DIRECTION:
Without including any images, reproduce each entry exactly.

Stored records
- - - - -

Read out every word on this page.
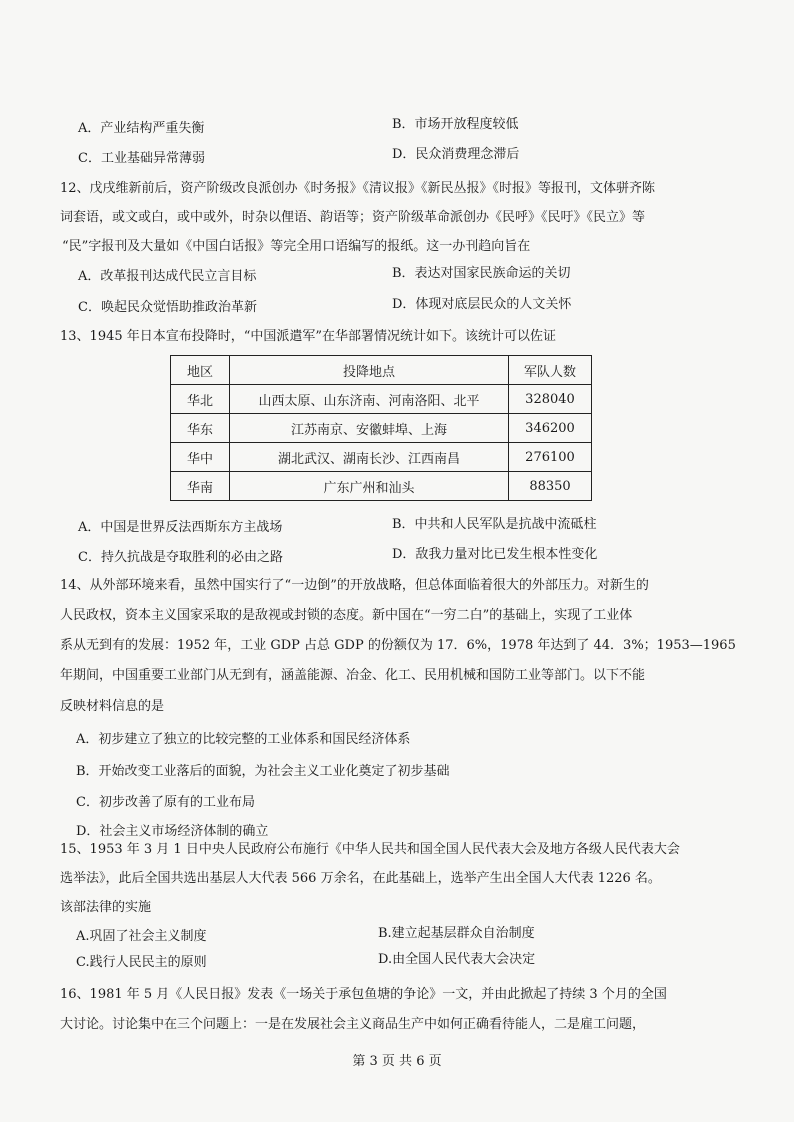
A．产业结构严重失衡	B．市场开放程度较低
C．工业基础异常薄弱	D．民众消费理念滞后
12、戊戌维新前后，资产阶级改良派创办《时务报》《清议报》《新民丛报》《时报》等报刊，文体骈齐陈
词套语，或文或白，或中或外，时杂以俚语、韵语等；资产阶级革命派创办《民呼》《民吁》《民立》等
“民”字报刊及大量如《中国白话报》等完全用口语编写的报纸。这一办刊趋向旨在
A．改革报刊达成代民立言目标	B．表达对国家民族命运的关切
C．唤起民众觉悟助推政治革新	D．体现对底层民众的人文关怀
13、1945 年日本宣布投降时，“中国派遣军”在华部署情况统计如下。该统计可以佐证
地区	投降地点	军队人数
华北	山西太原、山东济南、河南洛阳、北平	328040
华东	江苏南京、安徽蚌埠、上海	346200
华中	湖北武汉、湖南长沙、江西南昌	276100
华南	广东广州和汕头	88350
A．中国是世界反法西斯东方主战场	B．中共和人民军队是抗战中流砥柱
C．持久抗战是夺取胜利的必由之路	D．敌我力量对比已发生根本性变化
14、从外部环境来看，虽然中国实行了“一边倒”的开放战略，但总体面临着很大的外部压力。对新生的
人民政权，资本主义国家采取的是敌视或封锁的态度。新中国在“一穷二白”的基础上，实现了工业体
系从无到有的发展：1952 年，工业 GDP 占总 GDP 的份额仅为 17．6%，1978 年达到了 44．3%；1953—1965
年期间，中国重要工业部门从无到有，涵盖能源、冶金、化工、民用机械和国防工业等部门。以下不能
反映材料信息的是
A．初步建立了独立的比较完整的工业体系和国民经济体系
B．开始改变工业落后的面貌，为社会主义工业化奠定了初步基础
C．初步改善了原有的工业布局
D．社会主义市场经济体制的确立
15、1953 年 3 月 1 日中央人民政府公布施行《中华人民共和国全国人民代表大会及地方各级人民代表大会
选举法》，此后全国共选出基层人大代表 566 万余名，在此基础上，选举产生出全国人大代表 1226 名。
该部法律的实施
A.巩固了社会主义制度	B.建立起基层群众自治制度
C.践行人民民主的原则	D.由全国人民代表大会决定
16、1981 年 5 月《人民日报》发表《一场关于承包鱼塘的争论》一文，并由此掀起了持续 3 个月的全国
大讨论。讨论集中在三个问题上：一是在发展社会主义商品生产中如何正确看待能人，二是雇工问题，
第 3 页 共 6 页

- - - - -

OUTPUT FOR THIS TASK:
Read out every word on this page.
A．产业结构严重失衡	B．市场开放程度较低
C．工业基础异常薄弱	D．民众消费理念滞后
12、戊戌维新前后，资产阶级改良派创办《时务报》《清议报》《新民丛报》《时报》等报刊，文体骈齐陈
词套语，或文或白，或中或外，时杂以俚语、韵语等；资产阶级革命派创办《民呼》《民吁》《民立》等
“民”字报刊及大量如《中国白话报》等完全用口语编写的报纸。这一办刊趋向旨在
A．改革报刊达成代民立言目标	B．表达对国家民族命运的关切
C．唤起民众觉悟助推政治革新	D．体现对底层民众的人文关怀
13、1945 年日本宣布投降时，“中国派遣军”在华部署情况统计如下。该统计可以佐证
地区	投降地点	军队人数
华北	山西太原、山东济南、河南洛阳、北平	328040
华东	江苏南京、安徽蚌埠、上海	346200
华中	湖北武汉、湖南长沙、江西南昌	276100
华南	广东广州和汕头	88350
A．中国是世界反法西斯东方主战场	B．中共和人民军队是抗战中流砥柱
C．持久抗战是夺取胜利的必由之路	D．敌我力量对比已发生根本性变化
14、从外部环境来看，虽然中国实行了“一边倒”的开放战略，但总体面临着很大的外部压力。对新生的
人民政权，资本主义国家采取的是敌视或封锁的态度。新中国在“一穷二白”的基础上，实现了工业体
系从无到有的发展：1952 年，工业 GDP 占总 GDP 的份额仅为 17．6%，1978 年达到了 44．3%；1953—1965
年期间，中国重要工业部门从无到有，涵盖能源、冶金、化工、民用机械和国防工业等部门。以下不能
反映材料信息的是
A．初步建立了独立的比较完整的工业体系和国民经济体系
B．开始改变工业落后的面貌，为社会主义工业化奠定了初步基础
C．初步改善了原有的工业布局
D．社会主义市场经济体制的确立
15、1953 年 3 月 1 日中央人民政府公布施行《中华人民共和国全国人民代表大会及地方各级人民代表大会
选举法》，此后全国共选出基层人大代表 566 万余名，在此基础上，选举产生出全国人大代表 1226 名。
该部法律的实施
A.巩固了社会主义制度	B.建立起基层群众自治制度
C.践行人民民主的原则	D.由全国人民代表大会决定
16、1981 年 5 月《人民日报》发表《一场关于承包鱼塘的争论》一文，并由此掀起了持续 3 个月的全国
大讨论。讨论集中在三个问题上：一是在发展社会主义商品生产中如何正确看待能人，二是雇工问题，
第 3 页 共 6 页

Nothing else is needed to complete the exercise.